### Data for the task
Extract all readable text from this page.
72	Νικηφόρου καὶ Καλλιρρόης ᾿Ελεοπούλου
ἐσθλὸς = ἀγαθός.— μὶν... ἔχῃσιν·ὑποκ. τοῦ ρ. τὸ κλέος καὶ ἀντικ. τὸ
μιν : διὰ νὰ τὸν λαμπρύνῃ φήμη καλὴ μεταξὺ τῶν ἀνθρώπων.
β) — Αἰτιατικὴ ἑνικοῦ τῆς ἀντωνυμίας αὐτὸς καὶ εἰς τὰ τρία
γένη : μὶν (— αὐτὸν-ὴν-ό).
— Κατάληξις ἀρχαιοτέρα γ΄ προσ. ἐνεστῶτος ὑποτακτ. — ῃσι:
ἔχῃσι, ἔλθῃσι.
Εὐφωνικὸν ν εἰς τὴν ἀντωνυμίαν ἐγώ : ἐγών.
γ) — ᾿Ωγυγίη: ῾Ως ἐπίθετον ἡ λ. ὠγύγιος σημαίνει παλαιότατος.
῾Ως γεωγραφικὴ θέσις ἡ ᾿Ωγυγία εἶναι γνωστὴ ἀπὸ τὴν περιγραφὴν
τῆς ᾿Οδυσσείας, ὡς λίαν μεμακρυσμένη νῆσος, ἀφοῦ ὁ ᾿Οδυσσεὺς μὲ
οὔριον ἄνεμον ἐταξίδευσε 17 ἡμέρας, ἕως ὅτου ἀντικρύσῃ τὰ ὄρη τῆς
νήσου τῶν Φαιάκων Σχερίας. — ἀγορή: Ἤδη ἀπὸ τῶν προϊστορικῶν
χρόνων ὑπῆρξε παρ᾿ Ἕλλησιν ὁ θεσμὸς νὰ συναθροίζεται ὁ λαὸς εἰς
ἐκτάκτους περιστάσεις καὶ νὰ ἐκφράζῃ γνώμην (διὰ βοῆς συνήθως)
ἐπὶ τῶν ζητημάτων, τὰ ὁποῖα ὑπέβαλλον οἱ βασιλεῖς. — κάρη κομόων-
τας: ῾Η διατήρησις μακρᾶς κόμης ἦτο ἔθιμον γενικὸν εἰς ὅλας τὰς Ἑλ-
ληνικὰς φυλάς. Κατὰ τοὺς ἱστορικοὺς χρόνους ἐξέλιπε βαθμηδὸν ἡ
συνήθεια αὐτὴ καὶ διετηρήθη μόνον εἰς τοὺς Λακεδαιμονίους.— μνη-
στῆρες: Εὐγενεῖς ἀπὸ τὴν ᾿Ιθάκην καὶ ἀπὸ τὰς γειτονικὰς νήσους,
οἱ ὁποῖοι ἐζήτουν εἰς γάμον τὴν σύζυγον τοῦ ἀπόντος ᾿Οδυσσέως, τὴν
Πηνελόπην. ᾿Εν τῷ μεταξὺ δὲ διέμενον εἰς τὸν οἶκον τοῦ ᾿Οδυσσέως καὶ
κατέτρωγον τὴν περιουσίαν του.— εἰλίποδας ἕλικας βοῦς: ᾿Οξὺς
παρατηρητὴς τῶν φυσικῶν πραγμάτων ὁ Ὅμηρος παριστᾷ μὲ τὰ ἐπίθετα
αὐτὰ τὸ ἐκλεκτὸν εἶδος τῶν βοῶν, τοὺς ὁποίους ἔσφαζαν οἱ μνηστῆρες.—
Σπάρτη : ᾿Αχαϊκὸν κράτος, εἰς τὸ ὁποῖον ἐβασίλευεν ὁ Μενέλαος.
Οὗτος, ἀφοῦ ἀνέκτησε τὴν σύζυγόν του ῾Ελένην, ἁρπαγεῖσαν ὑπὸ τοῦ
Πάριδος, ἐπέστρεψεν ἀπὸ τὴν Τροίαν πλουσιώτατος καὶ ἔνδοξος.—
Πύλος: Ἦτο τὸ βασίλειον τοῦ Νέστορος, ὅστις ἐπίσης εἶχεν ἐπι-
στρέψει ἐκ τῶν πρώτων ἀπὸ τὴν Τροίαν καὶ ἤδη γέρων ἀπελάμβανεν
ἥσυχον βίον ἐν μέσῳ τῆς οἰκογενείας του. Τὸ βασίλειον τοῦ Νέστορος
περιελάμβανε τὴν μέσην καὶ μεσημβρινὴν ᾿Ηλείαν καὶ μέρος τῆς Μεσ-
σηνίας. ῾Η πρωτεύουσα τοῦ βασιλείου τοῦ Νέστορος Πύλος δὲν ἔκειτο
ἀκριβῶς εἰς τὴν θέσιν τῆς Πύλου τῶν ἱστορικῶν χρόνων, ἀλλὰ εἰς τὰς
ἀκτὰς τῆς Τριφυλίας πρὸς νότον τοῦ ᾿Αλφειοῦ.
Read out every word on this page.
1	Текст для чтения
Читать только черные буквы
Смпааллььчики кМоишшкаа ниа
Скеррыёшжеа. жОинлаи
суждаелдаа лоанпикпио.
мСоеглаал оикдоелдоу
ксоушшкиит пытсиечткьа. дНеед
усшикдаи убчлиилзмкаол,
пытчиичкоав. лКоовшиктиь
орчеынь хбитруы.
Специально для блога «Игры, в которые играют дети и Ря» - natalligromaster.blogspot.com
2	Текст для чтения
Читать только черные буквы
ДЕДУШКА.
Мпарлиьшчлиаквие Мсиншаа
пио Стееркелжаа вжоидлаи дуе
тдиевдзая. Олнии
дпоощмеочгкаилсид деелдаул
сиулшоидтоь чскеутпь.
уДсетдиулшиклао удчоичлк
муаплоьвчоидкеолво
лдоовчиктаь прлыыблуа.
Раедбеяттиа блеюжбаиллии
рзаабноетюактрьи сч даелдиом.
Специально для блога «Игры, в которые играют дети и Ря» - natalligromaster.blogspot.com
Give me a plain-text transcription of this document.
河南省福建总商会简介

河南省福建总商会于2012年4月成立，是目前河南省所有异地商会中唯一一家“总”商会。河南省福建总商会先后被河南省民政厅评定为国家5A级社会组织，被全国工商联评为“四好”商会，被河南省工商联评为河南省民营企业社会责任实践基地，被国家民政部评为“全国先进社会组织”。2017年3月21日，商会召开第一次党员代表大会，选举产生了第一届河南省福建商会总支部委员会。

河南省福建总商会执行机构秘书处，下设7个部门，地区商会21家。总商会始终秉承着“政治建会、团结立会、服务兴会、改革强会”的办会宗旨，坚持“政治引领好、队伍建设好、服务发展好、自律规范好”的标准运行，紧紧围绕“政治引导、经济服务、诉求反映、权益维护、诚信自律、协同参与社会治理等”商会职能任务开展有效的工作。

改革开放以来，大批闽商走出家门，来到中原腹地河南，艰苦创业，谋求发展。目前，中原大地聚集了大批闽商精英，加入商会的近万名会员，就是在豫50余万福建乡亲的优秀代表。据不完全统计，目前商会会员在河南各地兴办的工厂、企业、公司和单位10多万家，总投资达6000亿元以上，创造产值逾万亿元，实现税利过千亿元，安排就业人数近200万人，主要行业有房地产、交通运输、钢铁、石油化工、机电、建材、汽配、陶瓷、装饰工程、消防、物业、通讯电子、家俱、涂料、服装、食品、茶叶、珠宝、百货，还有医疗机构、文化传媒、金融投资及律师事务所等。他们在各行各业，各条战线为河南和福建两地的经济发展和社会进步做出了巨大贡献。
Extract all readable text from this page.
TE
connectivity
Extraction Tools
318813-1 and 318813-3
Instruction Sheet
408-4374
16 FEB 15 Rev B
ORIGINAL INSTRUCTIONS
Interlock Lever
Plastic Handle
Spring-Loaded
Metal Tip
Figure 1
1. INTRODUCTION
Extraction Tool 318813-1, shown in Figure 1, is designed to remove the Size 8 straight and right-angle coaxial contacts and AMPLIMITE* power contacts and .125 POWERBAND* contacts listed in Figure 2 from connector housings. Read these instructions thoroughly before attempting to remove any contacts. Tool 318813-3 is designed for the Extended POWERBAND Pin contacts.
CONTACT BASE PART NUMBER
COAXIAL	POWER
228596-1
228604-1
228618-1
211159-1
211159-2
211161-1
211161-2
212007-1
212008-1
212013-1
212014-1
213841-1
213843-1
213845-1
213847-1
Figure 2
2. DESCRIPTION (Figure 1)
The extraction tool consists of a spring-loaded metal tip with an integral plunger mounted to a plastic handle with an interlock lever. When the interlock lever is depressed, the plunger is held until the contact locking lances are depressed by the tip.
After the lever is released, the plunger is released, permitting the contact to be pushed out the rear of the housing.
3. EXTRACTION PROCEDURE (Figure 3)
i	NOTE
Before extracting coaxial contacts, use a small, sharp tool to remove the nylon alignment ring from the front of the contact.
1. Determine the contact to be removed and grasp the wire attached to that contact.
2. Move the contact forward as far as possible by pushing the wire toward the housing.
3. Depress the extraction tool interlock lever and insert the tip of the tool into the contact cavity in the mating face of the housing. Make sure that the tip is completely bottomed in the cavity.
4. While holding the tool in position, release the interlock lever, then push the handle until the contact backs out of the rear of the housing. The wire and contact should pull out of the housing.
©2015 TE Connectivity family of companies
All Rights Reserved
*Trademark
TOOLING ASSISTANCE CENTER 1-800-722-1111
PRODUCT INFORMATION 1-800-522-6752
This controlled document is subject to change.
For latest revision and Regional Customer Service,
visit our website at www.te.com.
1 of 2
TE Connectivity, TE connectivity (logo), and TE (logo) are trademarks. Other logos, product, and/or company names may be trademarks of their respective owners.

### Request
Find every line that includes the string "from". Report how many there are and nothing else.

### Reply to the task
4